▶ RECORDED DATA
----

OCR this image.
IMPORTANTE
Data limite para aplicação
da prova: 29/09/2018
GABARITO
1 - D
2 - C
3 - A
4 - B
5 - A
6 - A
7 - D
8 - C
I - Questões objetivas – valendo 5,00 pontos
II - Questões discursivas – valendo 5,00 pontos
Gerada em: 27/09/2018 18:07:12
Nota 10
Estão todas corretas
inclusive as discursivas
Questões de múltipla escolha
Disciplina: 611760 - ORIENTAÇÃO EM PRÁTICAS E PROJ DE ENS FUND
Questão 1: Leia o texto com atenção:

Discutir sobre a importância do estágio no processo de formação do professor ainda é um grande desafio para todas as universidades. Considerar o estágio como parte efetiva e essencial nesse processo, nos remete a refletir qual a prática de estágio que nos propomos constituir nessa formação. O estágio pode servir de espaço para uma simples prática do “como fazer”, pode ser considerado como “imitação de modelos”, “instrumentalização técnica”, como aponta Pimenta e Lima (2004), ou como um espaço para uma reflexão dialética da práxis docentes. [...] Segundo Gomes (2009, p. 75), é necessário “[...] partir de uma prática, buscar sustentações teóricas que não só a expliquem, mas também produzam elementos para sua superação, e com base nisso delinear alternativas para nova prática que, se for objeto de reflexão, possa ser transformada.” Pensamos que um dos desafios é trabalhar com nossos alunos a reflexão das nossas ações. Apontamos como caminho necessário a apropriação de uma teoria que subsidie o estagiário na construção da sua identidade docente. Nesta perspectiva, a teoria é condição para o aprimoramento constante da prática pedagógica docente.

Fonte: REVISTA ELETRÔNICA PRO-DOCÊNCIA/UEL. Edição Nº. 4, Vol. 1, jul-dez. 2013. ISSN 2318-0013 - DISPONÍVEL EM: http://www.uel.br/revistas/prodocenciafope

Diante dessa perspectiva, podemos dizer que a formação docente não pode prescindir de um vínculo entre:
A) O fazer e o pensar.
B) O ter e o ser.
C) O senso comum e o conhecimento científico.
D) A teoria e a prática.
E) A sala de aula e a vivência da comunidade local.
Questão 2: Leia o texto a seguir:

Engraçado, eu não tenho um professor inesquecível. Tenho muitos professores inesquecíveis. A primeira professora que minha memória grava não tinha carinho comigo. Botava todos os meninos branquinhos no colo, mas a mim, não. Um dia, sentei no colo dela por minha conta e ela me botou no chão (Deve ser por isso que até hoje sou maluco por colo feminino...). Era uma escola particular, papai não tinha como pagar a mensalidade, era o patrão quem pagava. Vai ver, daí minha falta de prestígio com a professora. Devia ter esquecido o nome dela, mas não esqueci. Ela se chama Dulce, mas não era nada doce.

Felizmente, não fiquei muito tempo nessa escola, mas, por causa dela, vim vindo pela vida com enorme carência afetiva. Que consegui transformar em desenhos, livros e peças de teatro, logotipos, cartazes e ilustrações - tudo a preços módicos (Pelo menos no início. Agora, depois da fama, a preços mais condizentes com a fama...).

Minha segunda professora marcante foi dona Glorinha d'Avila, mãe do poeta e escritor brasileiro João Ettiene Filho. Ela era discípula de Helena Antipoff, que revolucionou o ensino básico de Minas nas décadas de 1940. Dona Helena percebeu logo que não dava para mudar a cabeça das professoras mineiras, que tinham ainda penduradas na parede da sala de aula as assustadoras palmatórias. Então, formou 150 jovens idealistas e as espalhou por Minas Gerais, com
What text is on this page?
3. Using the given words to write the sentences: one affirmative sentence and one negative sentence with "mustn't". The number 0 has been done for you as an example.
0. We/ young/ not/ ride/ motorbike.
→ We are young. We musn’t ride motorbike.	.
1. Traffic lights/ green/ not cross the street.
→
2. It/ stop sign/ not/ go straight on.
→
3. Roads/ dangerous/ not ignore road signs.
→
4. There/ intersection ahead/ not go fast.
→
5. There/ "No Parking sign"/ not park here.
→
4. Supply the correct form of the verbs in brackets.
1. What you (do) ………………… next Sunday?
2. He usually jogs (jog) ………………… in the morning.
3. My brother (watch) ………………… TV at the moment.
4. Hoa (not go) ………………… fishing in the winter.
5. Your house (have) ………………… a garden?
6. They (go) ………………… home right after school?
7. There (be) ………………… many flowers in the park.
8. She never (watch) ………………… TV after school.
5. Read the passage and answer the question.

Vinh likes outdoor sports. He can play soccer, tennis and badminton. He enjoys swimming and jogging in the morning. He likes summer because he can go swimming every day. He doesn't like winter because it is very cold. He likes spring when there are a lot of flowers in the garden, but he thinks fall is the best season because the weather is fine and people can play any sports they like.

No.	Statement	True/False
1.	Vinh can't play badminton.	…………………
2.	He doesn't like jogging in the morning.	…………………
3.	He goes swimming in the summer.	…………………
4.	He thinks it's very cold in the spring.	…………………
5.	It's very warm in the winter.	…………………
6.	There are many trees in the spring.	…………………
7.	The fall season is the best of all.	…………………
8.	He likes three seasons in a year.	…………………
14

----

▶ SHORT TASK
Copy exactly the lines above, from the one containing "What text is on this page?" through the very last line.

▶ WRITTEN RESPONSE
What text is on this page?
3. Using the given words to write the sentences: one affirmative sentence and one negative sentence with "mustn't". The number 0 has been done for you as an example.
0. We/ young/ not/ ride/ motorbike.
→ We are young. We musn’t ride motorbike.	.
1. Traffic lights/ green/ not cross the street.
→
2. It/ stop sign/ not/ go straight on.
→
3. Roads/ dangerous/ not ignore road signs.
→
4. There/ intersection ahead/ not go fast.
→
5. There/ "No Parking sign"/ not park here.
→
4. Supply the correct form of the verbs in brackets.
1. What you (do) ………………… next Sunday?
2. He usually jogs (jog) ………………… in the morning.
3. My brother (watch) ………………… TV at the moment.
4. Hoa (not go) ………………… fishing in the winter.
5. Your house (have) ………………… a garden?
6. They (go) ………………… home right after school?
7. There (be) ………………… many flowers in the park.
8. She never (watch) ………………… TV after school.
5. Read the passage and answer the question.

Vinh likes outdoor sports. He can play soccer, tennis and badminton. He enjoys swimming and jogging in the morning. He likes summer because he can go swimming every day. He doesn't like winter because it is very cold. He likes spring when there are a lot of flowers in the garden, but he thinks fall is the best season because the weather is fine and people can play any sports they like.

No.	Statement	True/False
1.	Vinh can't play badminton.	…………………
2.	He doesn't like jogging in the morning.	…………………
3.	He goes swimming in the summer.	…………………
4.	He thinks it's very cold in the spring.	…………………
5.	It's very warm in the winter.	…………………
6.	There are many trees in the spring.	…………………
7.	The fall season is the best of all.	…………………
8.	He likes three seasons in a year.	…………………
14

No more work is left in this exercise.